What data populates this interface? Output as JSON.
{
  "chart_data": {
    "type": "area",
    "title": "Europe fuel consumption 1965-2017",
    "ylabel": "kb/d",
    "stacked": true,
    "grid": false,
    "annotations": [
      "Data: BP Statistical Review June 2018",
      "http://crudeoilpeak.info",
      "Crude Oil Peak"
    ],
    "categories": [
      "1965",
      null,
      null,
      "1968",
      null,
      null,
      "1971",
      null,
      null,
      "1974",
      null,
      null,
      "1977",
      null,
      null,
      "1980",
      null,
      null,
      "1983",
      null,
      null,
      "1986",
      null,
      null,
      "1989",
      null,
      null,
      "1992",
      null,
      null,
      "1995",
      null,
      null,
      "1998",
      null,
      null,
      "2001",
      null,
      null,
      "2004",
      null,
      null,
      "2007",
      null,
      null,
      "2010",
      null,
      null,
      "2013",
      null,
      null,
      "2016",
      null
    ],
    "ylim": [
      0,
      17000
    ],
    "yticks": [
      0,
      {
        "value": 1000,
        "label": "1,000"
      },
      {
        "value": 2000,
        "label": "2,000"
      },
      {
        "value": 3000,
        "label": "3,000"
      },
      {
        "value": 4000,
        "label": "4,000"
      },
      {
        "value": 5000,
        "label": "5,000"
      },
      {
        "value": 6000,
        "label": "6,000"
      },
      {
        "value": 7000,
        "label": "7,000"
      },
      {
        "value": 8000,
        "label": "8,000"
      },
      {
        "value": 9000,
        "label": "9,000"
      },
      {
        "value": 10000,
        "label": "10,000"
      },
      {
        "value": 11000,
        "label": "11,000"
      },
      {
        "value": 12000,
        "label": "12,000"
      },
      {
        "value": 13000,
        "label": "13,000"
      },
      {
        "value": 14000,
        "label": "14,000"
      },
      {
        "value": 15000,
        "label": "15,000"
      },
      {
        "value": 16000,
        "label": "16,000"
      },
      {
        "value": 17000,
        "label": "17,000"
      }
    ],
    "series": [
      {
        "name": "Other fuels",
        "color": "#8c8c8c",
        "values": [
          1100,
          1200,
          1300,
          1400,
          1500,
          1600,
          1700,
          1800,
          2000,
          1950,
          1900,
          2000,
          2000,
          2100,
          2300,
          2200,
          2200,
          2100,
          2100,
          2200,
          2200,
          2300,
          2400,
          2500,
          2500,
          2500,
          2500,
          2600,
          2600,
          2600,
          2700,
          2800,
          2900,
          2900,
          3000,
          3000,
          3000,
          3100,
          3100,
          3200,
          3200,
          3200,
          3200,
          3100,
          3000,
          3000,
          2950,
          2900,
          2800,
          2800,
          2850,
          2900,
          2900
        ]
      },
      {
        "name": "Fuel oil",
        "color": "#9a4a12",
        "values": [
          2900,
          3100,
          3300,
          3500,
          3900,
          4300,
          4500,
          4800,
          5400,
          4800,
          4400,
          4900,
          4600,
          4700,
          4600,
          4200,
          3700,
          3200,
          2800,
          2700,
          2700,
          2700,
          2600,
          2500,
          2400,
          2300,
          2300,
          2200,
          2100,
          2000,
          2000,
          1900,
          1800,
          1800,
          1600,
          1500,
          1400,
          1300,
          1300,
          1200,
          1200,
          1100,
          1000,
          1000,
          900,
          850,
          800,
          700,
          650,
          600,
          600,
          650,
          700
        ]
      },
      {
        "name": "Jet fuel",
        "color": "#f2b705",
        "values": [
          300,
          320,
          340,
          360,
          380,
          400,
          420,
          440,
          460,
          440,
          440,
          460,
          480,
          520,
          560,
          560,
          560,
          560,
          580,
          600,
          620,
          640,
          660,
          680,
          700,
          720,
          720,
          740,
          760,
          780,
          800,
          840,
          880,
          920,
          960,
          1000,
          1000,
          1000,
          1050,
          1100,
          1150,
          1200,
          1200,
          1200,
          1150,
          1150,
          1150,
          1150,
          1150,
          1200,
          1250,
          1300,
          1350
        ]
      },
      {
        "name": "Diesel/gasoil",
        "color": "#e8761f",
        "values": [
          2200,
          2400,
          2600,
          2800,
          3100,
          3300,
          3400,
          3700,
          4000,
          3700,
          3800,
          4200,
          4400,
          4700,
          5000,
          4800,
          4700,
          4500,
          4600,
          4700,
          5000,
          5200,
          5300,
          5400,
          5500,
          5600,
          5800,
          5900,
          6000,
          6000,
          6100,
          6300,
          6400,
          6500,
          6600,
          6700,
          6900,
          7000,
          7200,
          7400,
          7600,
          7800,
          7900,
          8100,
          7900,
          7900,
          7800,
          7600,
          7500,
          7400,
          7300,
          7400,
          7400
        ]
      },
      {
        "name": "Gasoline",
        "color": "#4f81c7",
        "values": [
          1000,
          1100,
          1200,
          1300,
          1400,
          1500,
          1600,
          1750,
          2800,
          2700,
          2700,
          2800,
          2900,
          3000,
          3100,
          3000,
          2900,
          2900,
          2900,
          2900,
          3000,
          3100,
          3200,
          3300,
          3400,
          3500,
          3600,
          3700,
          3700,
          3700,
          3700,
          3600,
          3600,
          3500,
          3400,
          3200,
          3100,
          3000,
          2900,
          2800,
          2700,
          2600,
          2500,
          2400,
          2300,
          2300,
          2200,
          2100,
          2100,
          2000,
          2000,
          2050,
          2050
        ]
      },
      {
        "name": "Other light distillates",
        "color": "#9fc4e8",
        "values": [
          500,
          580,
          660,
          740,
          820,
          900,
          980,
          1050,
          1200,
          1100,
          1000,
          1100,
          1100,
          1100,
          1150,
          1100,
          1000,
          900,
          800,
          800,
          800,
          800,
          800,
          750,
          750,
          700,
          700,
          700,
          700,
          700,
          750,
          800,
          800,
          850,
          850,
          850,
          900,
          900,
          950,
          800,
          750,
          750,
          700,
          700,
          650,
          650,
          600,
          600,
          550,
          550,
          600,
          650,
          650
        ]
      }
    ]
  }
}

- Task details -
Please output the entire listing exactly as it stands.

- Task response -
What data populates this interface? Output as JSON.
{
  "chart_data": {
    "type": "area",
    "title": "Europe fuel consumption 1965-2017",
    "ylabel": "kb/d",
    "stacked": true,
    "grid": false,
    "annotations": [
      "Data: BP Statistical Review June 2018",
      "http://crudeoilpeak.info",
      "Crude Oil Peak"
    ],
    "categories": [
      "1965",
      null,
      null,
      "1968",
      null,
      null,
      "1971",
      null,
      null,
      "1974",
      null,
      null,
      "1977",
      null,
      null,
      "1980",
      null,
      null,
      "1983",
      null,
      null,
      "1986",
      null,
      null,
      "1989",
      null,
      null,
      "1992",
      null,
      null,
      "1995",
      null,
      null,
      "1998",
      null,
      null,
      "2001",
      null,
      null,
      "2004",
      null,
      null,
      "2007",
      null,
      null,
      "2010",
      null,
      null,
      "2013",
      null,
      null,
      "2016",
      null
    ],
    "ylim": [
      0,
      17000
    ],
    "yticks": [
      0,
      {
        "value": 1000,
        "label": "1,000"
      },
      {
        "value": 2000,
        "label": "2,000"
      },
      {
        "value": 3000,
        "label": "3,000"
      },
      {
        "value": 4000,
        "label": "4,000"
      },
      {
        "value": 5000,
        "label": "5,000"
      },
      {
        "value": 6000,
        "label": "6,000"
      },
      {
        "value": 7000,
        "label": "7,000"
      },
      {
        "value": 8000,
        "label": "8,000"
      },
      {
        "value": 9000,
        "label": "9,000"
      },
      {
        "value": 10000,
        "label": "10,000"
      },
      {
        "value": 11000,
        "label": "11,000"
      },
      {
        "value": 12000,
        "label": "12,000"
      },
      {
        "value": 13000,
        "label": "13,000"
      },
      {
        "value": 14000,
        "label": "14,000"
      },
      {
        "value": 15000,
        "label": "15,000"
      },
      {
        "value": 16000,
        "label": "16,000"
      },
      {
        "value": 17000,
        "label": "17,000"
      }
    ],
    "series": [
      {
        "name": "Other fuels",
        "color": "#8c8c8c",
        "values": [
          1100,
          1200,
          1300,
          1400,
          1500,
          1600,
          1700,
          1800,
          2000,
          1950,
          1900,
          2000,
          2000,
          2100,
          2300,
          2200,
          2200,
          2100,
          2100,
          2200,
          2200,
          2300,
          2400,
          2500,
          2500,
          2500,
          2500,
          2600,
          2600,
          2600,
          2700,
          2800,
          2900,
          2900,
          3000,
          3000,
          3000,
          3100,
          3100,
          3200,
          3200,
          3200,
          3200,
          3100,
          3000,
          3000,
          2950,
          2900,
          2800,
          2800,
          2850,
          2900,
          2900
        ]
      },
      {
        "name": "Fuel oil",
        "color": "#9a4a12",
        "values": [
          2900,
          3100,
          3300,
          3500,
          3900,
          4300,
          4500,
          4800,
          5400,
          4800,
          4400,
          4900,
          4600,
          4700,
          4600,
          4200,
          3700,
          3200,
          2800,
          2700,
          2700,
          2700,
          2600,
          2500,
          2400,
          2300,
          2300,
          2200,
          2100,
          2000,
          2000,
          1900,
          1800,
          1800,
          1600,
          1500,
          1400,
          1300,
          1300,
          1200,
          1200,
          1100,
          1000,
          1000,
          900,
          850,
          800,
          700,
          650,
          600,
          600,
          650,
          700
        ]
      },
      {
        "name": "Jet fuel",
        "color": "#f2b705",
        "values": [
          300,
          320,
          340,
          360,
          380,
          400,
          420,
          440,
          460,
          440,
          440,
          460,
          480,
          520,
          560,
          560,
          560,
          560,
          580,
          600,
          620,
          640,
          660,
          680,
          700,
          720,
          720,
          740,
          760,
          780,
          800,
          840,
          880,
          920,
          960,
          1000,
          1000,
          1000,
          1050,
          1100,
          1150,
          1200,
          1200,
          1200,
          1150,
          1150,
          1150,
          1150,
          1150,
          1200,
          1250,
          1300,
          1350
        ]
      },
      {
        "name": "Diesel/gasoil",
        "color": "#e8761f",
        "values": [
          2200,
          2400,
          2600,
          2800,
          3100,
          3300,
          3400,
          3700,
          4000,
          3700,
          3800,
          4200,
          4400,
          4700,
          5000,
          4800,
          4700,
          4500,
          4600,
          4700,
          5000,
          5200,
          5300,
          5400,
          5500,
          5600,
          5800,
          5900,
          6000,
          6000,
          6100,
          6300,
          6400,
          6500,
          6600,
          6700,
          6900,
          7000,
          7200,
          7400,
          7600,
          7800,
          7900,
          8100,
          7900,
          7900,
          7800,
          7600,
          7500,
          7400,
          7300,
          7400,
          7400
        ]
      },
      {
        "name": "Gasoline",
        "color": "#4f81c7",
        "values": [
          1000,
          1100,
          1200,
          1300,
          1400,
          1500,
          1600,
          1750,
          2800,
          2700,
          2700,
          2800,
          2900,
          3000,
          3100,
          3000,
          2900,
          2900,
          2900,
          2900,
          3000,
          3100,
          3200,
          3300,
          3400,
          3500,
          3600,
          3700,
          3700,
          3700,
          3700,
          3600,
          3600,
          3500,
          3400,
          3200,
          3100,
          3000,
          2900,
          2800,
          2700,
          2600,
          2500,
          2400,
          2300,
          2300,
          2200,
          2100,
          2100,
          2000,
          2000,
          2050,
          2050
        ]
      },
      {
        "name": "Other light distillates",
        "color": "#9fc4e8",
        "values": [
          500,
          580,
          660,
          740,
          820,
          900,
          980,
          1050,
          1200,
          1100,
          1000,
          1100,
          1100,
          1100,
          1150,
          1100,
          1000,
          900,
          800,
          800,
          800,
          800,
          800,
          750,
          750,
          700,
          700,
          700,
          700,
          700,
          750,
          800,
          800,
          850,
          850,
          850,
          900,
          900,
          950,
          800,
          750,
          750,
          700,
          700,
          650,
          650,
          600,
          600,
          550,
          550,
          600,
          650,
          650
        ]
      }
    ]
  }
}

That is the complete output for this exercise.